■ Image region annotations
## BEGIN

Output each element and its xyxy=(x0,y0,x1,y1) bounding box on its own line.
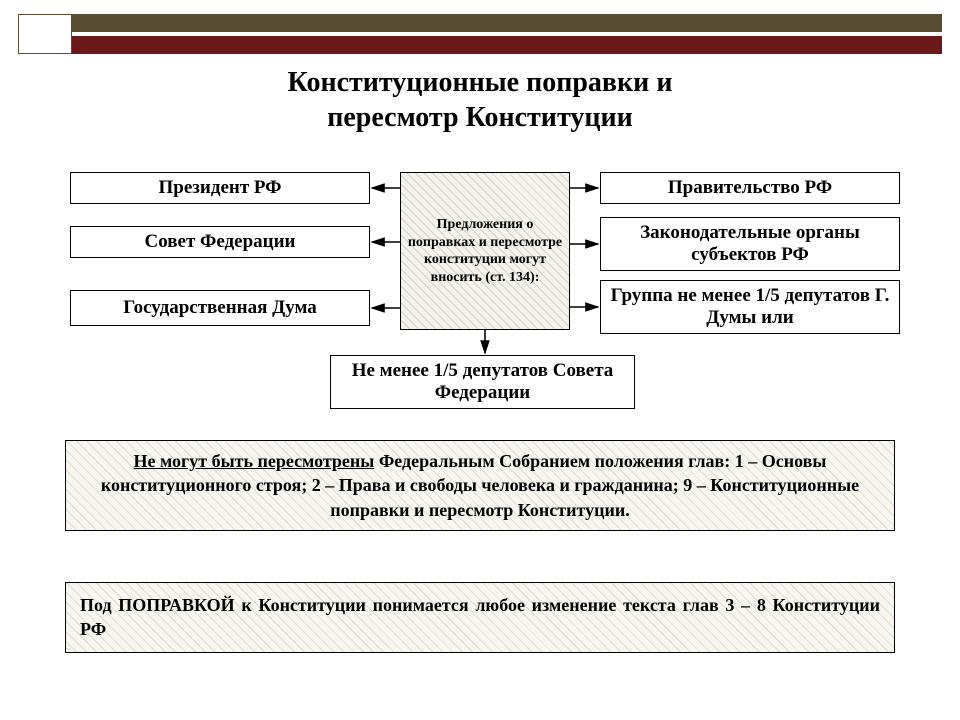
box-senators-fifth: Не менее 1/5 депутатов Совета Федерации xyxy=(330,355,635,409)
header-bars xyxy=(18,14,942,54)
bar-olive xyxy=(18,14,942,32)
note-amendment-def: Под ПОПРАВКОЙ к Конституции понимается л… xyxy=(65,582,895,653)
box-legislative-bodies: Законодательные органы субъектов РФ xyxy=(600,217,900,271)
note-cannot-revise: Не могут быть пересмотрены Федеральным С… xyxy=(65,440,895,531)
bar-maroon xyxy=(18,36,942,54)
page-title: Конституционные поправки и пересмотр Кон… xyxy=(0,65,960,135)
center-proposals-box: Предложения о поправках и пересмотре кон… xyxy=(400,172,570,330)
box-government: Правительство РФ xyxy=(600,172,900,204)
box-president: Президент РФ xyxy=(70,172,370,204)
title-line1: Конституционные поправки и xyxy=(288,67,673,98)
box-deputy-group: Группа не менее 1/5 депутатов Г. Думы ил… xyxy=(600,280,900,334)
title-line2: пересмотр Конституции xyxy=(327,102,632,133)
box-state-duma: Государственная Дума xyxy=(70,290,370,326)
corner-box xyxy=(18,14,72,54)
note1-underlined: Не могут быть пересмотрены xyxy=(134,451,375,471)
box-federation-council: Совет Федерации xyxy=(70,226,370,258)
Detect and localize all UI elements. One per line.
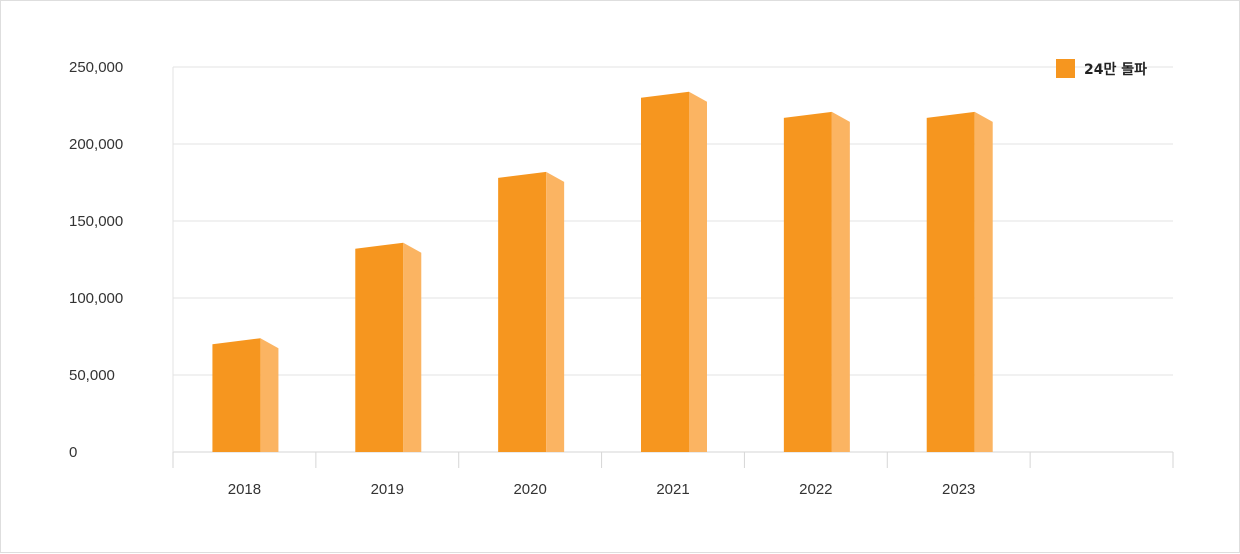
bar-front-face bbox=[783, 111, 832, 452]
bar-2019 bbox=[355, 242, 422, 452]
x-tick-label: 2020 bbox=[513, 481, 546, 498]
bar-side-face bbox=[974, 111, 993, 452]
bar-side-face bbox=[546, 171, 565, 452]
y-tick-label: 100,000 bbox=[69, 290, 123, 307]
bar-2020 bbox=[498, 171, 565, 452]
bar-side-face bbox=[260, 338, 279, 452]
x-tick-label: 2018 bbox=[228, 481, 261, 498]
bar-2023 bbox=[926, 111, 993, 452]
y-tick-label: 0 bbox=[69, 444, 77, 461]
bar-2021 bbox=[641, 91, 707, 453]
y-tick-label: 50,000 bbox=[69, 367, 115, 384]
bar-side-face bbox=[689, 91, 707, 453]
legend-label: 24만 돌파 bbox=[1084, 62, 1147, 78]
bar-side-face bbox=[831, 111, 850, 452]
bar-side-face bbox=[403, 242, 422, 452]
x-tick-label: 2021 bbox=[656, 481, 689, 498]
y-tick-label: 150,000 bbox=[69, 213, 123, 230]
bar-front-face bbox=[498, 171, 547, 452]
bars bbox=[212, 91, 993, 453]
bar-2022 bbox=[783, 111, 850, 452]
legend-swatch bbox=[1056, 59, 1075, 78]
y-tick-label: 250,000 bbox=[69, 59, 123, 76]
x-tick-label: 2019 bbox=[371, 481, 404, 498]
bar-2018 bbox=[212, 338, 279, 452]
y-axis-ticks: 0 50,000 100,000 150,000 200,000 250,000 bbox=[69, 59, 123, 461]
bar-front-face bbox=[355, 242, 404, 452]
bar-front-face bbox=[212, 338, 261, 452]
y-tick-label: 200,000 bbox=[69, 136, 123, 153]
bar-front-face bbox=[641, 91, 689, 453]
legend: 24만 돌파 bbox=[1056, 59, 1147, 78]
x-tick-label: 2023 bbox=[942, 481, 975, 498]
bar-front-face bbox=[926, 111, 975, 452]
x-tick-label: 2022 bbox=[799, 481, 832, 498]
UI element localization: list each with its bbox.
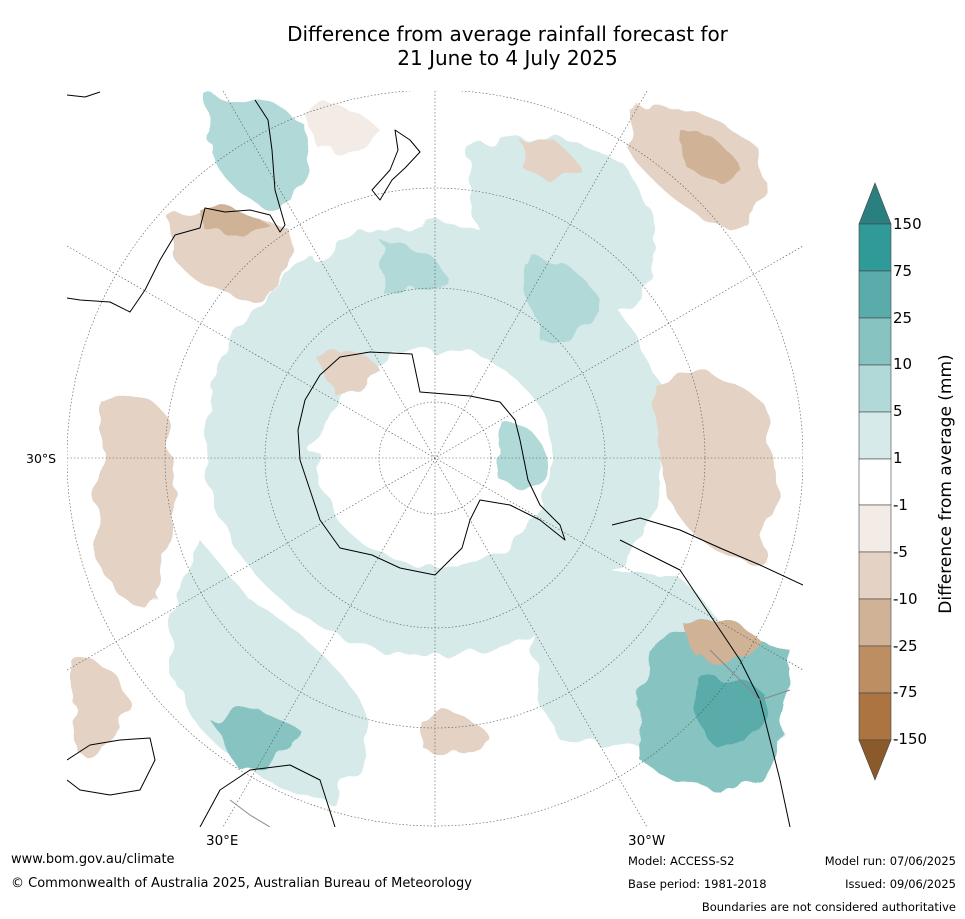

## END

■ The problem
Quote the entries line for line, from the line containing "bar-front-face bbox=[783, 111, 832, 452]" through the end of the entries, leaving out the pictures.

■ Reply
bar-front-face bbox=[783, 111, 832, 452]
bar-2019 bbox=[355, 242, 422, 452]
x-tick-label: 2020 bbox=[513, 481, 546, 498]
bar-side-face bbox=[974, 111, 993, 452]
bar-side-face bbox=[546, 171, 565, 452]
y-tick-label: 100,000 bbox=[69, 290, 123, 307]
bar-2020 bbox=[498, 171, 565, 452]
bar-side-face bbox=[260, 338, 279, 452]
x-tick-label: 2018 bbox=[228, 481, 261, 498]
bar-2023 bbox=[926, 111, 993, 452]
y-tick-label: 0 bbox=[69, 444, 77, 461]
bar-2021 bbox=[641, 91, 707, 453]
y-tick-label: 50,000 bbox=[69, 367, 115, 384]
bar-side-face bbox=[689, 91, 707, 453]
legend-label: 24만 돌파 bbox=[1084, 62, 1147, 78]
bar-side-face bbox=[831, 111, 850, 452]
bar-side-face bbox=[403, 242, 422, 452]
x-tick-label: 2021 bbox=[656, 481, 689, 498]
y-tick-label: 150,000 bbox=[69, 213, 123, 230]
bar-front-face bbox=[498, 171, 547, 452]
bars bbox=[212, 91, 993, 453]
bar-2022 bbox=[783, 111, 850, 452]
legend-swatch bbox=[1056, 59, 1075, 78]
y-tick-label: 250,000 bbox=[69, 59, 123, 76]
x-tick-label: 2019 bbox=[371, 481, 404, 498]
bar-2018 bbox=[212, 338, 279, 452]
y-axis-ticks: 0 50,000 100,000 150,000 200,000 250,000 bbox=[69, 59, 123, 461]
bar-front-face bbox=[355, 242, 404, 452]
bar-front-face bbox=[212, 338, 261, 452]
y-tick-label: 200,000 bbox=[69, 136, 123, 153]
bar-front-face bbox=[641, 91, 689, 453]
legend: 24만 돌파 bbox=[1056, 59, 1147, 78]
x-tick-label: 2023 bbox=[942, 481, 975, 498]
bar-front-face bbox=[926, 111, 975, 452]
x-tick-label: 2022 bbox=[799, 481, 832, 498]
UI element localization: list each with its bbox.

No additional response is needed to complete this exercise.